- EXERCISE GOAL:
Select the lines that contain "LEMMS" and copy each of them.

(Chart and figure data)
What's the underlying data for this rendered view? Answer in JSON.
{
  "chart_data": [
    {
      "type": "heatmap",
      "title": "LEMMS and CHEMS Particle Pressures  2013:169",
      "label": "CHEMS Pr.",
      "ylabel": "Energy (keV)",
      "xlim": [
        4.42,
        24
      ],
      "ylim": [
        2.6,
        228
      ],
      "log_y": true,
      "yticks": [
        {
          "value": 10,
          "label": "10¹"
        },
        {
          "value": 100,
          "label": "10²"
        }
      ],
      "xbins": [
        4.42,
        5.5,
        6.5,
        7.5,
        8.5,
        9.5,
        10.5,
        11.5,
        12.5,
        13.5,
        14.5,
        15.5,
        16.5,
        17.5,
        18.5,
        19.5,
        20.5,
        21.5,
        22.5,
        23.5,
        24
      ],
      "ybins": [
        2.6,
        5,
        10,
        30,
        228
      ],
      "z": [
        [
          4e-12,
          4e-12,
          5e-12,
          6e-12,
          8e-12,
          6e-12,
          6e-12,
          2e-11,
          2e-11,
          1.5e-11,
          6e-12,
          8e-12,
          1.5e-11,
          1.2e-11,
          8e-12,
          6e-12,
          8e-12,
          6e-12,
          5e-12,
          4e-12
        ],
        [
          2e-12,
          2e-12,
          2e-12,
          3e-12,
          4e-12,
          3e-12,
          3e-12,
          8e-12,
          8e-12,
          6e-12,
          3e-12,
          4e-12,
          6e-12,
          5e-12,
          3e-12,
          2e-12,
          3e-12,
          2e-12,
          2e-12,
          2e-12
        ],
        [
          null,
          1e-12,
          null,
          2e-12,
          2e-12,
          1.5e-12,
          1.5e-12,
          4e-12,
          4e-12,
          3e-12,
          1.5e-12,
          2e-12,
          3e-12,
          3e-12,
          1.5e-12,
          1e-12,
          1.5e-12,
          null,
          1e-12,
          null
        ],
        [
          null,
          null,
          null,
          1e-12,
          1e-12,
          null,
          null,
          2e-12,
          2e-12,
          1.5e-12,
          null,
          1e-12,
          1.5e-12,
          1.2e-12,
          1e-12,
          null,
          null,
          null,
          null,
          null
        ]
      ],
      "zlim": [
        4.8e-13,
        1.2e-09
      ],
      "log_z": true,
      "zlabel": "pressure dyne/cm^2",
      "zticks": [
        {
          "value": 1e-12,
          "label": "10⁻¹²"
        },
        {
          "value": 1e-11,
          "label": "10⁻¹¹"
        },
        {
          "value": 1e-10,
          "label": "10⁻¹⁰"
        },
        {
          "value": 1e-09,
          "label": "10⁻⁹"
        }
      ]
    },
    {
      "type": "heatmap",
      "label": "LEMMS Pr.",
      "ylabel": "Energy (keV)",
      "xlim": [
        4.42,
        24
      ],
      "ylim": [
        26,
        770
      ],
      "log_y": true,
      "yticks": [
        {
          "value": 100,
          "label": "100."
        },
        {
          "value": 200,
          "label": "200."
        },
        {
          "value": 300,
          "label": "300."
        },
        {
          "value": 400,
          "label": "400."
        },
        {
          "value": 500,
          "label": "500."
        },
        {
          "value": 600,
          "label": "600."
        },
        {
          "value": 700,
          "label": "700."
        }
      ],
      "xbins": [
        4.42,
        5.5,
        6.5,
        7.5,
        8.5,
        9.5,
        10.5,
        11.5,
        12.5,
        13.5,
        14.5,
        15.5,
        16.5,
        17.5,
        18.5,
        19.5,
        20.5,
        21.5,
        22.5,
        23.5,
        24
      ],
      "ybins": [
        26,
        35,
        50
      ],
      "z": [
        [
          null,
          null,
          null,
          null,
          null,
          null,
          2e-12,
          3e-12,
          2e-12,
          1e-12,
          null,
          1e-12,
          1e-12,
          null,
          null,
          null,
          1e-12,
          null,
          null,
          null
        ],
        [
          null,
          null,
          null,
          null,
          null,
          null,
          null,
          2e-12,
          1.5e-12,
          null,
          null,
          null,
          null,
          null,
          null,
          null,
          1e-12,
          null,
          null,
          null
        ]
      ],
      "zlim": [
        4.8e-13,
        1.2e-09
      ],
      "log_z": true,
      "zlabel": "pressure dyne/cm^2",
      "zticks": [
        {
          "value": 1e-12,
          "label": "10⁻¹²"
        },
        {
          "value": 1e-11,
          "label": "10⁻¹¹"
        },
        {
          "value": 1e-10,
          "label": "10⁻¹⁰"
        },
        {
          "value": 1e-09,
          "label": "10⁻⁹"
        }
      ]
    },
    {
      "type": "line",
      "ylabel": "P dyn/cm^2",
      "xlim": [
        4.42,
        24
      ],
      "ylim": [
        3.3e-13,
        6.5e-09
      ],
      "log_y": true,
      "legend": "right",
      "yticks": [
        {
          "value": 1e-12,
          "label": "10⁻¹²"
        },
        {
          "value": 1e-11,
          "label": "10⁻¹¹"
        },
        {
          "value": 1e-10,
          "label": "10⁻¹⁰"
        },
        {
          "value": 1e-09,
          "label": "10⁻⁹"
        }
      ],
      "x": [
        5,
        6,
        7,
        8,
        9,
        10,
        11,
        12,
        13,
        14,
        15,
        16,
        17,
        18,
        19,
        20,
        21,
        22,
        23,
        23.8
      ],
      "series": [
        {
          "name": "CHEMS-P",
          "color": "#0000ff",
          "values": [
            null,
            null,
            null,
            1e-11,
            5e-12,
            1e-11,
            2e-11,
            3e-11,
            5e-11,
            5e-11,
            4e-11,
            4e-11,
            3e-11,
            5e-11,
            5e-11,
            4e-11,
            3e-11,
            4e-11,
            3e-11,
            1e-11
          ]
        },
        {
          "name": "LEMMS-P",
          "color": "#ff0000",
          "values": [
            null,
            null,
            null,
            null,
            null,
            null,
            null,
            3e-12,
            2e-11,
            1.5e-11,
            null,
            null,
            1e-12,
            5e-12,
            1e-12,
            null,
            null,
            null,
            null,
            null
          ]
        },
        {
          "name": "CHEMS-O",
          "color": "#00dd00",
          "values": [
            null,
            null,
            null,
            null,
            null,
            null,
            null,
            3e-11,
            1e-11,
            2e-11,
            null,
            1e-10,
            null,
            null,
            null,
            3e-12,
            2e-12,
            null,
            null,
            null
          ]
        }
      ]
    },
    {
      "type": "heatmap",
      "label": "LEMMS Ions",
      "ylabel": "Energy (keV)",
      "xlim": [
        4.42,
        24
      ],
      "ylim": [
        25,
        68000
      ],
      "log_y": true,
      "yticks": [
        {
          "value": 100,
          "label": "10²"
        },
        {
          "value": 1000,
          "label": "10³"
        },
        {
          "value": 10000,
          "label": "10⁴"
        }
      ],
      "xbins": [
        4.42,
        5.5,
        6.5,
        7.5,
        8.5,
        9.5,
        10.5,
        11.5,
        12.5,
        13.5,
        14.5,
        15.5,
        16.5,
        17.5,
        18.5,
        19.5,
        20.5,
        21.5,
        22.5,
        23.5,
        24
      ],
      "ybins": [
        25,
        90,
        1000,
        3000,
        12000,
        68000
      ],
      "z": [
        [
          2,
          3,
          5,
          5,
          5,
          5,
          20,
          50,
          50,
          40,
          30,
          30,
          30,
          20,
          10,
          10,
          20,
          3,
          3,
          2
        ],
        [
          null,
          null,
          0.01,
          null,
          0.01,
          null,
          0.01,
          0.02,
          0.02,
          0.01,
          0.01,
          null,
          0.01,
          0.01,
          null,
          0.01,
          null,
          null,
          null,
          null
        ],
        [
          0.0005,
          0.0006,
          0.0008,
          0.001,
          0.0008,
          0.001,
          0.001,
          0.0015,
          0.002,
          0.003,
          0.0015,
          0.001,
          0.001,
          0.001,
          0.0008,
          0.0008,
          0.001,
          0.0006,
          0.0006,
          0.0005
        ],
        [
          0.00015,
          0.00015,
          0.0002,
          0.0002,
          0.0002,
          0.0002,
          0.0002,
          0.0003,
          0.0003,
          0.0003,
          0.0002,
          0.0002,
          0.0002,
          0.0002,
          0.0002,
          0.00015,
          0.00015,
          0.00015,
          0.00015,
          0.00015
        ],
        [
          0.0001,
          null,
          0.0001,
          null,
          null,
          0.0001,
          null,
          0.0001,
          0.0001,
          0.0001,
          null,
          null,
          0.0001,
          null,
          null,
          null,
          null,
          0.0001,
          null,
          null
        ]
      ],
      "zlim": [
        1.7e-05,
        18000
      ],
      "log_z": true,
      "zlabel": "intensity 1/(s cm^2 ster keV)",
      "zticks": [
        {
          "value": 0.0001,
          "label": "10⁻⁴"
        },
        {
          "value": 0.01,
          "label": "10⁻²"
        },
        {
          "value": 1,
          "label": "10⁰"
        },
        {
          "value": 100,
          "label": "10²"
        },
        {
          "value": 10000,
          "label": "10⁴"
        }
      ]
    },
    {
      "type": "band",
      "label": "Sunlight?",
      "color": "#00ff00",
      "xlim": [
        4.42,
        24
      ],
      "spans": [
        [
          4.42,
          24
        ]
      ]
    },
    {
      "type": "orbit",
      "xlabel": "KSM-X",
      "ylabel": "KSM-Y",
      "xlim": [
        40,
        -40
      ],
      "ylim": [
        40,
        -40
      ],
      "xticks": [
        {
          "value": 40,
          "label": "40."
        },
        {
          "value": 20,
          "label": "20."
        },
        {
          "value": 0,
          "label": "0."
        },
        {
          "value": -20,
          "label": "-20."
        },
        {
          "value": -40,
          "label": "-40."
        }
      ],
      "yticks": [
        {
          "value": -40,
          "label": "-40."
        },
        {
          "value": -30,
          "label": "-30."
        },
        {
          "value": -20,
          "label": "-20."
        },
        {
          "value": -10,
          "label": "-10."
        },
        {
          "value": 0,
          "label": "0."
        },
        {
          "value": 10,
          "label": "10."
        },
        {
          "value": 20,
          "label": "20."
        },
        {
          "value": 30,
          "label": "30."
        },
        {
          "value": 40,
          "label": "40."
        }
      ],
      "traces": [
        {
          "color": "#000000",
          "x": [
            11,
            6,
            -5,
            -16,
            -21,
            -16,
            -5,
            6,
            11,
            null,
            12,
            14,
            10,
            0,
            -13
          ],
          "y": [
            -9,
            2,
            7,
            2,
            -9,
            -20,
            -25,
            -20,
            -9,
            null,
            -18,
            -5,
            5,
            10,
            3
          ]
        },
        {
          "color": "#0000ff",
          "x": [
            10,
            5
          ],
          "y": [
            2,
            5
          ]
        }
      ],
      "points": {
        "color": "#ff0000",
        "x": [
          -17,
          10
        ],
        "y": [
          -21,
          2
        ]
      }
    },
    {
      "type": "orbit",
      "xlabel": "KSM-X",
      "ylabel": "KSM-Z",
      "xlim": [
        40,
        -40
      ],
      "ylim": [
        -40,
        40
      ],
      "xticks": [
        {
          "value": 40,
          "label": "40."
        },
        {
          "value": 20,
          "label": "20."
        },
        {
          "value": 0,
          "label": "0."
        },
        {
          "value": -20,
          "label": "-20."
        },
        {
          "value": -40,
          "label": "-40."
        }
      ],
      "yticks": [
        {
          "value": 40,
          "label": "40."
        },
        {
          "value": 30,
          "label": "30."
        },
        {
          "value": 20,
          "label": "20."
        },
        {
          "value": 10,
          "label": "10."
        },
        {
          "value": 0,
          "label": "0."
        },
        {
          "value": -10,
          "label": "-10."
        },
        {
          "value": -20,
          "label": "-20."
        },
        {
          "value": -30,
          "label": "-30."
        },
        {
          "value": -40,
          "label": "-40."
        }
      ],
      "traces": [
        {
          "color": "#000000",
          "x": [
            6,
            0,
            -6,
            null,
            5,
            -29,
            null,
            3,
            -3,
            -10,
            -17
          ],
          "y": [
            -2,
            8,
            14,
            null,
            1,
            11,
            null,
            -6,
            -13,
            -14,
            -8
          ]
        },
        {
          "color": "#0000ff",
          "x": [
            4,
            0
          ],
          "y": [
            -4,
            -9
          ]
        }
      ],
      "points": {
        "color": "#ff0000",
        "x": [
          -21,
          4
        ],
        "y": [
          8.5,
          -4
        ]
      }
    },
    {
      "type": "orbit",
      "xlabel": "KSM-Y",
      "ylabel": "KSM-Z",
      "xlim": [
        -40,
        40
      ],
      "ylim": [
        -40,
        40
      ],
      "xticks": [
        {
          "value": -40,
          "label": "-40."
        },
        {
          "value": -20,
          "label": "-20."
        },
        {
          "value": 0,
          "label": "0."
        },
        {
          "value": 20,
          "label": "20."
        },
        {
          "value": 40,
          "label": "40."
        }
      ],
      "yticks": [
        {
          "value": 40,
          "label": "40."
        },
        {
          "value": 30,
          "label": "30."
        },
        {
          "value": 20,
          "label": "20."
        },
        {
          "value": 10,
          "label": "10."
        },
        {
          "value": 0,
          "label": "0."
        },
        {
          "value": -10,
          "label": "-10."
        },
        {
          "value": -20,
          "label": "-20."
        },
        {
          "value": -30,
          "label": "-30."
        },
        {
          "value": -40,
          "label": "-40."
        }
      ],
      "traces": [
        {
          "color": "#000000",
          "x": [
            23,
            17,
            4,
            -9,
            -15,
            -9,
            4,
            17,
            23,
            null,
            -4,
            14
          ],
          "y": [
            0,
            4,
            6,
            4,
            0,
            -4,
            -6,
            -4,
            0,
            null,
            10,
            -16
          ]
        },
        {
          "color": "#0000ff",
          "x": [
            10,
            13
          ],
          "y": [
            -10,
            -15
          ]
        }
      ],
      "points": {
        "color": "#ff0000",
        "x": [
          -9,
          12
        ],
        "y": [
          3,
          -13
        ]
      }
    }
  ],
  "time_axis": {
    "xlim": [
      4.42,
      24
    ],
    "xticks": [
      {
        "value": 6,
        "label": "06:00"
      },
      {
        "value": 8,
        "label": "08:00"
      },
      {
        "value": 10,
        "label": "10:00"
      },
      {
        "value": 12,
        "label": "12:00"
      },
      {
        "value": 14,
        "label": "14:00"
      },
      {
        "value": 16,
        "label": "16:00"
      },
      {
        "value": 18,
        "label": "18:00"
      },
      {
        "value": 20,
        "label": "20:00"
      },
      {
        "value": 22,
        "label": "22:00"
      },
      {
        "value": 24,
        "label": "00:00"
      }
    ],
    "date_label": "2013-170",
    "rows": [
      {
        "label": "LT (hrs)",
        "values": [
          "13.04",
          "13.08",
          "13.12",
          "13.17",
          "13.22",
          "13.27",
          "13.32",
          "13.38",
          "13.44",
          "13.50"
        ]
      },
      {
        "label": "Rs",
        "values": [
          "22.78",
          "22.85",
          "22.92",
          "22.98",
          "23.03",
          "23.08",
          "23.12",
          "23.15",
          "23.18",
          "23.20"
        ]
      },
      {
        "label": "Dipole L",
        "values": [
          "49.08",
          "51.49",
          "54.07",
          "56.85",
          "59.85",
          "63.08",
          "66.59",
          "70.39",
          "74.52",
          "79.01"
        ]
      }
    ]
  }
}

- RESPONSE TO THIS EXERCISE:
      "title": "LEMMS and CHEMS Particle Pressures  2013:169",
      "label": "LEMMS Pr.",
          "name": "LEMMS-P",
      "label": "LEMMS Ions",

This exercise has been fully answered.